# Amiibo cards not working



## MoonPrincess (Jun 8, 2020)

So I’ve been having this problem for Two days now. I’m currently trying to invite a villager but when I go to scan the card It will either say “amiibo failed” or “That’s not an amiibo..” All my cards have worked until now. Everything is updated, I even tried them on my new leaf town and they work. I’ve tried restarting and re-syncing my joycon. I’m upset because I’ve only had this switch since March and It’s already giving me problems.  I wanted to know If anyone else was having this issue and any advice would be greatly appreciated, Thank you!


----------



## InstantNoodles (Jun 8, 2020)

Sorry to hear you're having issues with this  I've had this happen before and just kept trying the cards at different angles. I also wiped the joycon and it seems to work fine now.


----------



## Aleigh (Jun 8, 2020)

Have you tried cleaning your / using differe joycons? That might be the problem, hopefully it's not the switch itself


----------



## JKDOS (Jun 8, 2020)

If using the pro controller, try the joycons or vice-versa.

If you have an Android, there is a way you can scan the amiibos to verify they are readable.


----------



## MoonPrincess (Jun 8, 2020)

Thank you guys for the advice! I plan on getting a pro controller tomorrow so I'll let you know how It goes!


----------



## John Wick (Jun 8, 2020)

Out of curiosity, what card is it?


----------



## MoonPrincess (Jun 9, 2020)

John Wick said:


> Out of curiosity, what card is it?


Fushia’s card, I’ve used It before and It worked just fine, Same as all my other cards.


----------



## MoonPrincess (Jun 10, 2020)

Update guys! The pro-controller works and I can use amiibo again!  My joycon is probably the reason why It wasn't working, but I'm happy to say getting a pro-controller fixed that problem. Thanks everyone for the help


----------

• [Task description] Copy word for word the part of the amiibo card thread starting at "# Amiibo cards" and ending at "appreciated, Thank you!". The records that come next are drawn from a different source than the thread above.

• [Record list]
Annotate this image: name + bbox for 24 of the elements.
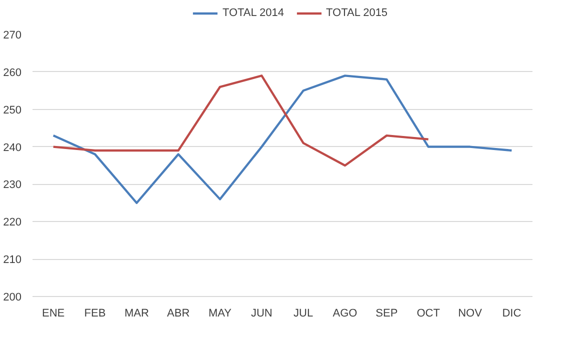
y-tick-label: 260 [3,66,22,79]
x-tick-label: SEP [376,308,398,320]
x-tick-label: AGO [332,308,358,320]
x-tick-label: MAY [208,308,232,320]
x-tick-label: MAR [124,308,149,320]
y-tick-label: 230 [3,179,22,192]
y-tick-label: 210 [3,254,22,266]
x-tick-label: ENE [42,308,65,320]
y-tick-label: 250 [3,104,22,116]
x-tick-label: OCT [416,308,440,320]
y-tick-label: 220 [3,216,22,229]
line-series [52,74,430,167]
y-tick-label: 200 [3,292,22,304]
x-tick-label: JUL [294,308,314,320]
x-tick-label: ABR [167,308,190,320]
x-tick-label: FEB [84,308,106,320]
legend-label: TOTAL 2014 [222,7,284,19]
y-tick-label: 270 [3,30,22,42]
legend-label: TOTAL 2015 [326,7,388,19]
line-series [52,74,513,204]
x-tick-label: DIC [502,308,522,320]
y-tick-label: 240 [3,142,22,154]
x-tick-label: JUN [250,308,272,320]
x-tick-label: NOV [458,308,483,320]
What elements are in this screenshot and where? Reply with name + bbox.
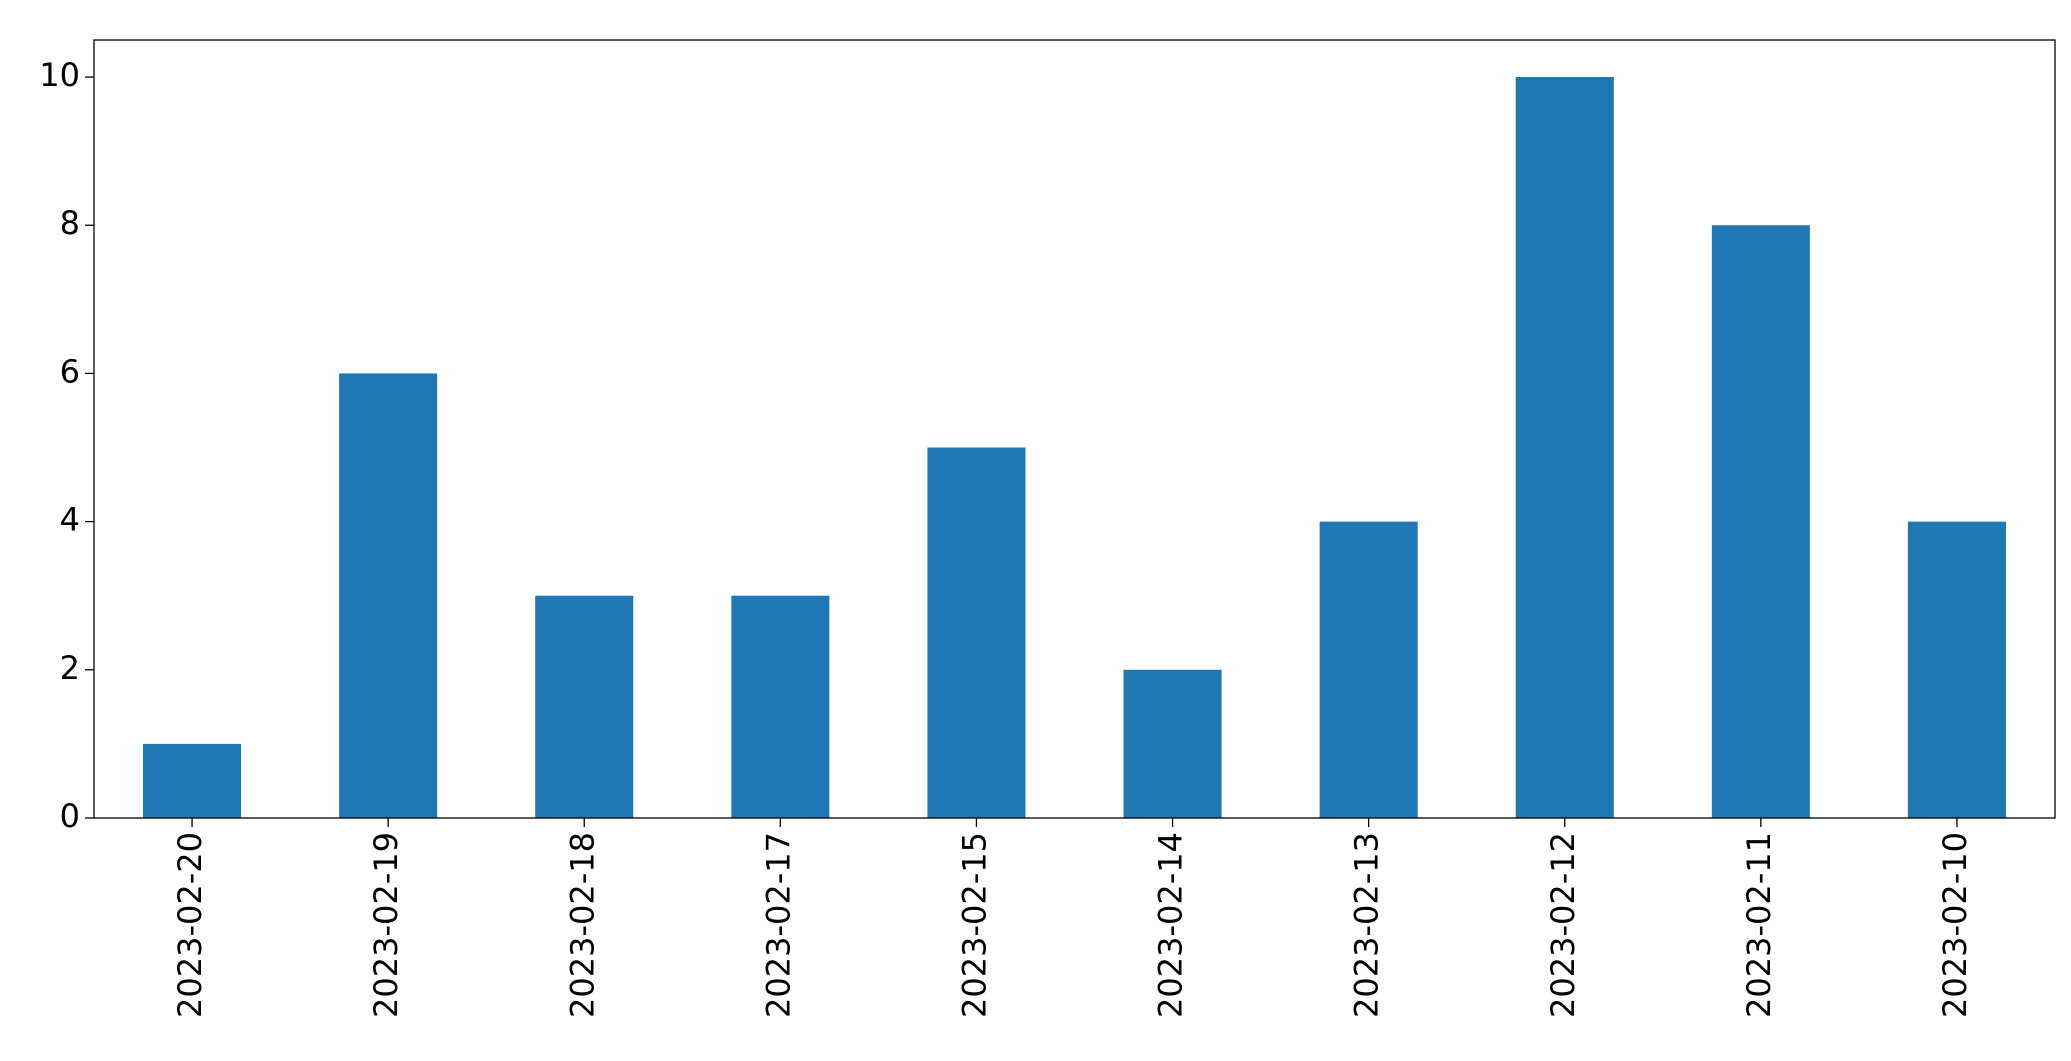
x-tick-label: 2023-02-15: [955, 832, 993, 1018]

• [Answer below]
# Amiibo cards not working



## MoonPrincess (Jun 8, 2020)

So I’ve been having this problem for Two days now. I’m currently trying to invite a villager but when I go to scan the card It will either say “amiibo failed” or “That’s not an amiibo..” All my cards have worked until now. Everything is updated, I even tried them on my new leaf town and they work. I’ve tried restarting and re-syncing my joycon. I’m upset because I’ve only had this switch since March and It’s already giving me problems.  I wanted to know If anyone else was having this issue and any advice would be greatly appreciated, Thank you!